Selected passage:
■ ■ ■ ■ ■
This chapter examines large-scale incursions imposed upon the earth to harness and divert the power of water; from the ancient Stepwells of India, to the modern canals that feed precious water to millions in California and gigantic hydroelectric dam projects of China.

AGRICULTURE

Agriculture represents -- by far -- the largest human activity upon the planet. Approximately seventy percent of all fresh water under our control is dedicated to this activity.

AQUACULTURE

Aquaculture provides a glimpse into this quickly growing and increasingly important food source. Aquaculture looks as those places where land and sea is been shaped to serve the purposes of growing and harvesting water-based crops such as salt, fish, shrimp, seaweed and rice.
■ ■ ■ ■ ■
Exercises:
**a)** Write out the portion of the passage on harnessing water that begins at the words "This chapter examines" and ends after the words "seaweed and rice.", matching it word for word.
**b)** Extend the passage on harnessing water beyond its final sentence, keeping its tone and subject.

Data rows:
■ ■ ■ ■ ■
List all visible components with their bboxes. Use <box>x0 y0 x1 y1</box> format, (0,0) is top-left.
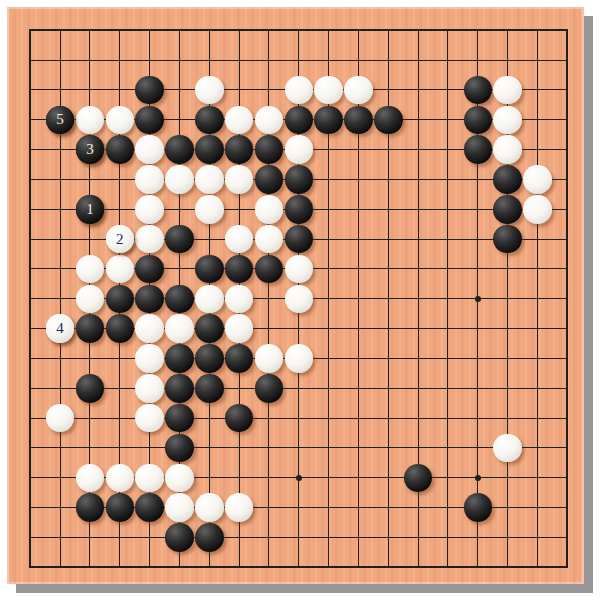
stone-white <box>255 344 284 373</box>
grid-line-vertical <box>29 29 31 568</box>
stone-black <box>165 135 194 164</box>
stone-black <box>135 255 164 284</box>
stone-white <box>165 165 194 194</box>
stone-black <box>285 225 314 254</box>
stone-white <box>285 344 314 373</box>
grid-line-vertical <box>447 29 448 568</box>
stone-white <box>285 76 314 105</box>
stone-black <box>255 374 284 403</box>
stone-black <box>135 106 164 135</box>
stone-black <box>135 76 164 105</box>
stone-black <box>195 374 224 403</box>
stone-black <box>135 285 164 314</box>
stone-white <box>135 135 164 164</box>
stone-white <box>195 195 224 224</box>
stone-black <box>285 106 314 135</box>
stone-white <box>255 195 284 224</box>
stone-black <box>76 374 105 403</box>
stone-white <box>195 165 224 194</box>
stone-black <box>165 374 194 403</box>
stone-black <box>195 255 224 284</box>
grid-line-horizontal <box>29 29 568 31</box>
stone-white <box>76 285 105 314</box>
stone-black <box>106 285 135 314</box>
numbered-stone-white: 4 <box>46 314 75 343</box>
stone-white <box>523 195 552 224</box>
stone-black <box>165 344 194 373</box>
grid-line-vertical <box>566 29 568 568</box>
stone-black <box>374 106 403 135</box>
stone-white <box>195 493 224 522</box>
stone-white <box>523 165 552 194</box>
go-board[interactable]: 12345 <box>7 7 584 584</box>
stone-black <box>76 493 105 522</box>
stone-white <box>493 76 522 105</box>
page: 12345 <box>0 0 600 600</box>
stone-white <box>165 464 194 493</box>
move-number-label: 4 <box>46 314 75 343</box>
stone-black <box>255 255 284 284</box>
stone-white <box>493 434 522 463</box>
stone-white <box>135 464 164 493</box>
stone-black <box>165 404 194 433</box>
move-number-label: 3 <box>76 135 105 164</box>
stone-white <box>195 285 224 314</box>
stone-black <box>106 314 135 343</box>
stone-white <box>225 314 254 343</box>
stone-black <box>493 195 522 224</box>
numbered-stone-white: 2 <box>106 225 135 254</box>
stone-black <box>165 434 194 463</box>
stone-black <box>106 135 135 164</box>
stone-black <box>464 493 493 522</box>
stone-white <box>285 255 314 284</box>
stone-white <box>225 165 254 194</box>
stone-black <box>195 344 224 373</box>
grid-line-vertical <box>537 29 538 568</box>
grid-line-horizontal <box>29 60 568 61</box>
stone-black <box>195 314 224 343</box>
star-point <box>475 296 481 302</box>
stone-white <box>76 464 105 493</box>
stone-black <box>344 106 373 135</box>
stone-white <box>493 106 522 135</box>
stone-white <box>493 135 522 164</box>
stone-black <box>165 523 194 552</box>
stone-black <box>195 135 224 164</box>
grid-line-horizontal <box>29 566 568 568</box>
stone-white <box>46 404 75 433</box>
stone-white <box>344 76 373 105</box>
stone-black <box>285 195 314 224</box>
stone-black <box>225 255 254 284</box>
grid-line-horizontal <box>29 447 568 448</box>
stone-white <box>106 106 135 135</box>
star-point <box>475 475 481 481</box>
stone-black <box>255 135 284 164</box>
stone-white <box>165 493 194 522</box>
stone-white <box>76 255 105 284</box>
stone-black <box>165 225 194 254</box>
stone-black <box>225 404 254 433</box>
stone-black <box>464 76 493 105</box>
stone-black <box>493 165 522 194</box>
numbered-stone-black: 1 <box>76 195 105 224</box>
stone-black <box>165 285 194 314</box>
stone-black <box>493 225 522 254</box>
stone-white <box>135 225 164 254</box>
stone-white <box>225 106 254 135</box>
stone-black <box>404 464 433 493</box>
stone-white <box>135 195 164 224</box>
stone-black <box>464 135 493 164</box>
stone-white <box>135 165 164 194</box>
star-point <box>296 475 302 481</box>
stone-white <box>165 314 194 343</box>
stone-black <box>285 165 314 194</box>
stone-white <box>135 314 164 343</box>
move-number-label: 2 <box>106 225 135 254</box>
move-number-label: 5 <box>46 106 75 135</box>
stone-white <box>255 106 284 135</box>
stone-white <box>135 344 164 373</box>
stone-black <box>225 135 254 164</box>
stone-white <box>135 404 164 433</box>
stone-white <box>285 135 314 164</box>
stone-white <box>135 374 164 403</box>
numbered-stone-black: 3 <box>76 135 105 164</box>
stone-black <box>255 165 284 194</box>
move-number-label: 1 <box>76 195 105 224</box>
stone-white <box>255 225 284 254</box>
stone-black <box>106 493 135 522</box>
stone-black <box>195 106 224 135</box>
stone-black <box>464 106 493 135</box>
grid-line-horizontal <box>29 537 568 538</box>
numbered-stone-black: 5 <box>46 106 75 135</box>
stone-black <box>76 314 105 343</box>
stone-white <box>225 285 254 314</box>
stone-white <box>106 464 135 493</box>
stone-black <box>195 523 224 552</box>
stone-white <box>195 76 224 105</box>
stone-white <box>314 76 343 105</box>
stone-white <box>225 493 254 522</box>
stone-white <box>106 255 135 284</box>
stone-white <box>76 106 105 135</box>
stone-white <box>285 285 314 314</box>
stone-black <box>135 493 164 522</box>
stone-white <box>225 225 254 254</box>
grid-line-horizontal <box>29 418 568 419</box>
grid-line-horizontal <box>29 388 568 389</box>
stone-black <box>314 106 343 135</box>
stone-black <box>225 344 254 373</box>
■ ■ ■ ■ ■
Answers by task:
**a)**
This chapter examines large-scale incursions imposed upon the earth to harness and divert the power of water; from the ancient Stepwells of India, to the modern canals that feed precious water to millions in California and gigantic hydroelectric dam projects of China.

AGRICULTURE

Agriculture represents -- by far -- the largest human activity upon the planet. Approximately seventy percent of all fresh water under our control is dedicated to this activity.

AQUACULTURE

Aquaculture provides a glimpse into this quickly growing and increasingly important food source. Aquaculture looks as those places where land and sea is been shaped to serve the purposes of growing and harvesting water-based crops such as salt, fish, shrimp, seaweed and rice.

**b)**
WATERFRONT

Waterfront looks at the way we shape land to create manufactured waterfront properties and speaks about the human need and desire to be near water -- even if it is artificial. Burtynsky also takes us to India, to witness the largest pilgrimage on the planet with 35 million people arriving to bathe in the Ganges to release them of their sins -- an ancient spiritual belief in the cleansing power and sacredness of water.

SOURCE

Source comes from Burtynsky's journey to British Columbia and Iceland, places where a critical stage in the hydrological cycle takes place: the mountains, containing glaciers and snow. They are the first landscapes in over thirty years Burtynsky took focussing specifically on pristine wilderness, instead of the imposition of human systems upon it.